- _GIVEN DATA_:
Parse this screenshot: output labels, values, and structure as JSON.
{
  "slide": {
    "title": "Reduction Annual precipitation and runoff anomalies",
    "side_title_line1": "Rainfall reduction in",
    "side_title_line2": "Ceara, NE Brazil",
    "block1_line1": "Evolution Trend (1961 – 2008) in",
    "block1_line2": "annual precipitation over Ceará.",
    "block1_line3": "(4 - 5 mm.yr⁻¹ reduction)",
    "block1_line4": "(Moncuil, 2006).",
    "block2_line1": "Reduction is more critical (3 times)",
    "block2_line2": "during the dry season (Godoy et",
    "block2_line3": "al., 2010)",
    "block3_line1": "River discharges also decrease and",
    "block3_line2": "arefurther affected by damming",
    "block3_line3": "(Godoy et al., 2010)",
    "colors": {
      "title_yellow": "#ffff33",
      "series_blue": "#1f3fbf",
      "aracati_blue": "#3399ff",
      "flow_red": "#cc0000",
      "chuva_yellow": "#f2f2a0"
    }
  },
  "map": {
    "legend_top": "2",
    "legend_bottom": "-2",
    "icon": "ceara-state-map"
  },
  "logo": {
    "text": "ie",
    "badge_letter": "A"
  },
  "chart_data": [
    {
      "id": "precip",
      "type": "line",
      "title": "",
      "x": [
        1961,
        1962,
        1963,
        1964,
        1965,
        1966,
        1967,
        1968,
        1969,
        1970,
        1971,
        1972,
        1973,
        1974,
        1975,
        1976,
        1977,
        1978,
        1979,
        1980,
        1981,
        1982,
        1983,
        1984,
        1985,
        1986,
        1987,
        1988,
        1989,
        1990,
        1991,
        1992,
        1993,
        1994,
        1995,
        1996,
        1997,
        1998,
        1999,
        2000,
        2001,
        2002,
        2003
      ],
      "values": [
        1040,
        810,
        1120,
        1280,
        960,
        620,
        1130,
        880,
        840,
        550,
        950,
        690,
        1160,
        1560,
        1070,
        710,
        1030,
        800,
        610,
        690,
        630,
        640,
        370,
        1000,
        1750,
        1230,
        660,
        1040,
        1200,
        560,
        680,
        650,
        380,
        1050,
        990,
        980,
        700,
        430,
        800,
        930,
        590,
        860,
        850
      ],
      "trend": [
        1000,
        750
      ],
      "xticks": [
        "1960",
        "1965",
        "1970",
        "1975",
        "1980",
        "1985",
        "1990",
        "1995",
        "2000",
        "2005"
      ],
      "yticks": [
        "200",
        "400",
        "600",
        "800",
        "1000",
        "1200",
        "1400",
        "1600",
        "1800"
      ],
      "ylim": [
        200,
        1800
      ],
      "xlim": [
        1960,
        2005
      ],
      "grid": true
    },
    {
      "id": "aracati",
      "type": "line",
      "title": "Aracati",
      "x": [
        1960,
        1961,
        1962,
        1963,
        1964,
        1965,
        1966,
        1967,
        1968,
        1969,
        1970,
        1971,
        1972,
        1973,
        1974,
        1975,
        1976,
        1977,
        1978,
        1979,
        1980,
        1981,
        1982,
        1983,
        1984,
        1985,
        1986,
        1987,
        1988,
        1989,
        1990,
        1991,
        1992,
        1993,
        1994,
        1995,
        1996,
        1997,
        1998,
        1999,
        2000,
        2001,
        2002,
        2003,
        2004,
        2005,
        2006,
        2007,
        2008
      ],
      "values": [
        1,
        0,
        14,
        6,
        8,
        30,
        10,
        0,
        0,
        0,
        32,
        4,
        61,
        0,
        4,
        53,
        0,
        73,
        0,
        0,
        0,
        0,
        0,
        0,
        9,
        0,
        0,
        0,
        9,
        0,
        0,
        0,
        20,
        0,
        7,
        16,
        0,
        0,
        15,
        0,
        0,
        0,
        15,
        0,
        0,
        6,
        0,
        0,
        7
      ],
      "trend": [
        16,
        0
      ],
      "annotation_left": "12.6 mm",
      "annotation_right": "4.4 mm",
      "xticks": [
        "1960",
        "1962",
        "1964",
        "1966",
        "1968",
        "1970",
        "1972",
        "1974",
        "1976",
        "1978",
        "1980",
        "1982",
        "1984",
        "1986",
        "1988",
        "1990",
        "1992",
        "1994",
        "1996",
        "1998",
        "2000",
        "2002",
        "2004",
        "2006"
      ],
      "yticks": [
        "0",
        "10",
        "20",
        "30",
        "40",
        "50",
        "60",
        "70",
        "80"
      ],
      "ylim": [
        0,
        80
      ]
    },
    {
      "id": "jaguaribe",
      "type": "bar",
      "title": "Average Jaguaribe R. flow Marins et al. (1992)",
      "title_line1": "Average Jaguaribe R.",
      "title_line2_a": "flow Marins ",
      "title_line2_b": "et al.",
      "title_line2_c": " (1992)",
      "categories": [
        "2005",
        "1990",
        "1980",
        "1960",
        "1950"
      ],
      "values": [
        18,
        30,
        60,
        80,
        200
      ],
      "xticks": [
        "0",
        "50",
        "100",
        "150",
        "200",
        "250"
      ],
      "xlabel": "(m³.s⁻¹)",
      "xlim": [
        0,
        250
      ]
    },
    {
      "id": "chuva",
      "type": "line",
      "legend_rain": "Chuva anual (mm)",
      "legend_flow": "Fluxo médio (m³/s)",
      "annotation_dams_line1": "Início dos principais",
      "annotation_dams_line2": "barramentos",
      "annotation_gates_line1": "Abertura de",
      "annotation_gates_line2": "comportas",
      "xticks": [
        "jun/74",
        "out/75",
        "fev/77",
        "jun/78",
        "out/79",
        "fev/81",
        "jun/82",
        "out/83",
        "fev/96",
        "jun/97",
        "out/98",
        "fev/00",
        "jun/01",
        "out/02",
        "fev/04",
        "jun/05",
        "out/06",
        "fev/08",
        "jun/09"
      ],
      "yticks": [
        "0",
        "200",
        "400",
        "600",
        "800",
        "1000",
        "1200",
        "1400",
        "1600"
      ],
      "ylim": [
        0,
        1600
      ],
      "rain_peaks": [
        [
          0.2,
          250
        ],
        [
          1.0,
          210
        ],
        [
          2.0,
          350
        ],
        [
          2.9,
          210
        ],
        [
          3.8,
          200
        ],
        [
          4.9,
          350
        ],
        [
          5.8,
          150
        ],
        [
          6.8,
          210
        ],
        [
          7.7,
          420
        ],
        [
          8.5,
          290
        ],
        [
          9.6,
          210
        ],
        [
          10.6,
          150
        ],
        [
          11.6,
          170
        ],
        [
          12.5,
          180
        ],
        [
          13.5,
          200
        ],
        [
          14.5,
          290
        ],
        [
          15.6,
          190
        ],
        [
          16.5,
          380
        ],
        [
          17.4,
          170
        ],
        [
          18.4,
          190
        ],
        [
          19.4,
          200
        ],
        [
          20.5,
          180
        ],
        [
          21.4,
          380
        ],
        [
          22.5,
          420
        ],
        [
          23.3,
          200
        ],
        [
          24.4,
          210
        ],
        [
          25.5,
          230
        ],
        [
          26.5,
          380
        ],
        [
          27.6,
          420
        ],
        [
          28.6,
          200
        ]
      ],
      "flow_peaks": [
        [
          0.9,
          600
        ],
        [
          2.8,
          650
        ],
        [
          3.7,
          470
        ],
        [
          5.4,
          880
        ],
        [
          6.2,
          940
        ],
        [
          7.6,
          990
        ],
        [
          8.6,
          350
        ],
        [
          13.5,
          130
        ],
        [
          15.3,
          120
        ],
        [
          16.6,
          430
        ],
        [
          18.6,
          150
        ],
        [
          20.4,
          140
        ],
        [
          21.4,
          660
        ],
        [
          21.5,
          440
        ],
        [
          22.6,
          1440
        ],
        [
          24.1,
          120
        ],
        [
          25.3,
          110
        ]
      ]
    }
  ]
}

- _AIM OF THE EXERCISE_:
Without leaving anything out, give the entries again exactly.

- _EXERCISE ANSWER_:
Parse this screenshot: output labels, values, and structure as JSON.
{
  "slide": {
    "title": "Reduction Annual precipitation and runoff anomalies",
    "side_title_line1": "Rainfall reduction in",
    "side_title_line2": "Ceara, NE Brazil",
    "block1_line1": "Evolution Trend (1961 – 2008) in",
    "block1_line2": "annual precipitation over Ceará.",
    "block1_line3": "(4 - 5 mm.yr⁻¹ reduction)",
    "block1_line4": "(Moncuil, 2006).",
    "block2_line1": "Reduction is more critical (3 times)",
    "block2_line2": "during the dry season (Godoy et",
    "block2_line3": "al., 2010)",
    "block3_line1": "River discharges also decrease and",
    "block3_line2": "arefurther affected by damming",
    "block3_line3": "(Godoy et al., 2010)",
    "colors": {
      "title_yellow": "#ffff33",
      "series_blue": "#1f3fbf",
      "aracati_blue": "#3399ff",
      "flow_red": "#cc0000",
      "chuva_yellow": "#f2f2a0"
    }
  },
  "map": {
    "legend_top": "2",
    "legend_bottom": "-2",
    "icon": "ceara-state-map"
  },
  "logo": {
    "text": "ie",
    "badge_letter": "A"
  },
  "chart_data": [
    {
      "id": "precip",
      "type": "line",
      "title": "",
      "x": [
        1961,
        1962,
        1963,
        1964,
        1965,
        1966,
        1967,
        1968,
        1969,
        1970,
        1971,
        1972,
        1973,
        1974,
        1975,
        1976,
        1977,
        1978,
        1979,
        1980,
        1981,
        1982,
        1983,
        1984,
        1985,
        1986,
        1987,
        1988,
        1989,
        1990,
        1991,
        1992,
        1993,
        1994,
        1995,
        1996,
        1997,
        1998,
        1999,
        2000,
        2001,
        2002,
        2003
      ],
      "values": [
        1040,
        810,
        1120,
        1280,
        960,
        620,
        1130,
        880,
        840,
        550,
        950,
        690,
        1160,
        1560,
        1070,
        710,
        1030,
        800,
        610,
        690,
        630,
        640,
        370,
        1000,
        1750,
        1230,
        660,
        1040,
        1200,
        560,
        680,
        650,
        380,
        1050,
        990,
        980,
        700,
        430,
        800,
        930,
        590,
        860,
        850
      ],
      "trend": [
        1000,
        750
      ],
      "xticks": [
        "1960",
        "1965",
        "1970",
        "1975",
        "1980",
        "1985",
        "1990",
        "1995",
        "2000",
        "2005"
      ],
      "yticks": [
        "200",
        "400",
        "600",
        "800",
        "1000",
        "1200",
        "1400",
        "1600",
        "1800"
      ],
      "ylim": [
        200,
        1800
      ],
      "xlim": [
        1960,
        2005
      ],
      "grid": true
    },
    {
      "id": "aracati",
      "type": "line",
      "title": "Aracati",
      "x": [
        1960,
        1961,
        1962,
        1963,
        1964,
        1965,
        1966,
        1967,
        1968,
        1969,
        1970,
        1971,
        1972,
        1973,
        1974,
        1975,
        1976,
        1977,
        1978,
        1979,
        1980,
        1981,
        1982,
        1983,
        1984,
        1985,
        1986,
        1987,
        1988,
        1989,
        1990,
        1991,
        1992,
        1993,
        1994,
        1995,
        1996,
        1997,
        1998,
        1999,
        2000,
        2001,
        2002,
        2003,
        2004,
        2005,
        2006,
        2007,
        2008
      ],
      "values": [
        1,
        0,
        14,
        6,
        8,
        30,
        10,
        0,
        0,
        0,
        32,
        4,
        61,
        0,
        4,
        53,
        0,
        73,
        0,
        0,
        0,
        0,
        0,
        0,
        9,
        0,
        0,
        0,
        9,
        0,
        0,
        0,
        20,
        0,
        7,
        16,
        0,
        0,
        15,
        0,
        0,
        0,
        15,
        0,
        0,
        6,
        0,
        0,
        7
      ],
      "trend": [
        16,
        0
      ],
      "annotation_left": "12.6 mm",
      "annotation_right": "4.4 mm",
      "xticks": [
        "1960",
        "1962",
        "1964",
        "1966",
        "1968",
        "1970",
        "1972",
        "1974",
        "1976",
        "1978",
        "1980",
        "1982",
        "1984",
        "1986",
        "1988",
        "1990",
        "1992",
        "1994",
        "1996",
        "1998",
        "2000",
        "2002",
        "2004",
        "2006"
      ],
      "yticks": [
        "0",
        "10",
        "20",
        "30",
        "40",
        "50",
        "60",
        "70",
        "80"
      ],
      "ylim": [
        0,
        80
      ]
    },
    {
      "id": "jaguaribe",
      "type": "bar",
      "title": "Average Jaguaribe R. flow Marins et al. (1992)",
      "title_line1": "Average Jaguaribe R.",
      "title_line2_a": "flow Marins ",
      "title_line2_b": "et al.",
      "title_line2_c": " (1992)",
      "categories": [
        "2005",
        "1990",
        "1980",
        "1960",
        "1950"
      ],
      "values": [
        18,
        30,
        60,
        80,
        200
      ],
      "xticks": [
        "0",
        "50",
        "100",
        "150",
        "200",
        "250"
      ],
      "xlabel": "(m³.s⁻¹)",
      "xlim": [
        0,
        250
      ]
    },
    {
      "id": "chuva",
      "type": "line",
      "legend_rain": "Chuva anual (mm)",
      "legend_flow": "Fluxo médio (m³/s)",
      "annotation_dams_line1": "Início dos principais",
      "annotation_dams_line2": "barramentos",
      "annotation_gates_line1": "Abertura de",
      "annotation_gates_line2": "comportas",
      "xticks": [
        "jun/74",
        "out/75",
        "fev/77",
        "jun/78",
        "out/79",
        "fev/81",
        "jun/82",
        "out/83",
        "fev/96",
        "jun/97",
        "out/98",
        "fev/00",
        "jun/01",
        "out/02",
        "fev/04",
        "jun/05",
        "out/06",
        "fev/08",
        "jun/09"
      ],
      "yticks": [
        "0",
        "200",
        "400",
        "600",
        "800",
        "1000",
        "1200",
        "1400",
        "1600"
      ],
      "ylim": [
        0,
        1600
      ],
      "rain_peaks": [
        [
          0.2,
          250
        ],
        [
          1.0,
          210
        ],
        [
          2.0,
          350
        ],
        [
          2.9,
          210
        ],
        [
          3.8,
          200
        ],
        [
          4.9,
          350
        ],
        [
          5.8,
          150
        ],
        [
          6.8,
          210
        ],
        [
          7.7,
          420
        ],
        [
          8.5,
          290
        ],
        [
          9.6,
          210
        ],
        [
          10.6,
          150
        ],
        [
          11.6,
          170
        ],
        [
          12.5,
          180
        ],
        [
          13.5,
          200
        ],
        [
          14.5,
          290
        ],
        [
          15.6,
          190
        ],
        [
          16.5,
          380
        ],
        [
          17.4,
          170
        ],
        [
          18.4,
          190
        ],
        [
          19.4,
          200
        ],
        [
          20.5,
          180
        ],
        [
          21.4,
          380
        ],
        [
          22.5,
          420
        ],
        [
          23.3,
          200
        ],
        [
          24.4,
          210
        ],
        [
          25.5,
          230
        ],
        [
          26.5,
          380
        ],
        [
          27.6,
          420
        ],
        [
          28.6,
          200
        ]
      ],
      "flow_peaks": [
        [
          0.9,
          600
        ],
        [
          2.8,
          650
        ],
        [
          3.7,
          470
        ],
        [
          5.4,
          880
        ],
        [
          6.2,
          940
        ],
        [
          7.6,
          990
        ],
        [
          8.6,
          350
        ],
        [
          13.5,
          130
        ],
        [
          15.3,
          120
        ],
        [
          16.6,
          430
        ],
        [
          18.6,
          150
        ],
        [
          20.4,
          140
        ],
        [
          21.4,
          660
        ],
        [
          21.5,
          440
        ],
        [
          22.6,
          1440
        ],
        [
          24.1,
          120
        ],
        [
          25.3,
          110
        ]
      ]
    }
  ]
}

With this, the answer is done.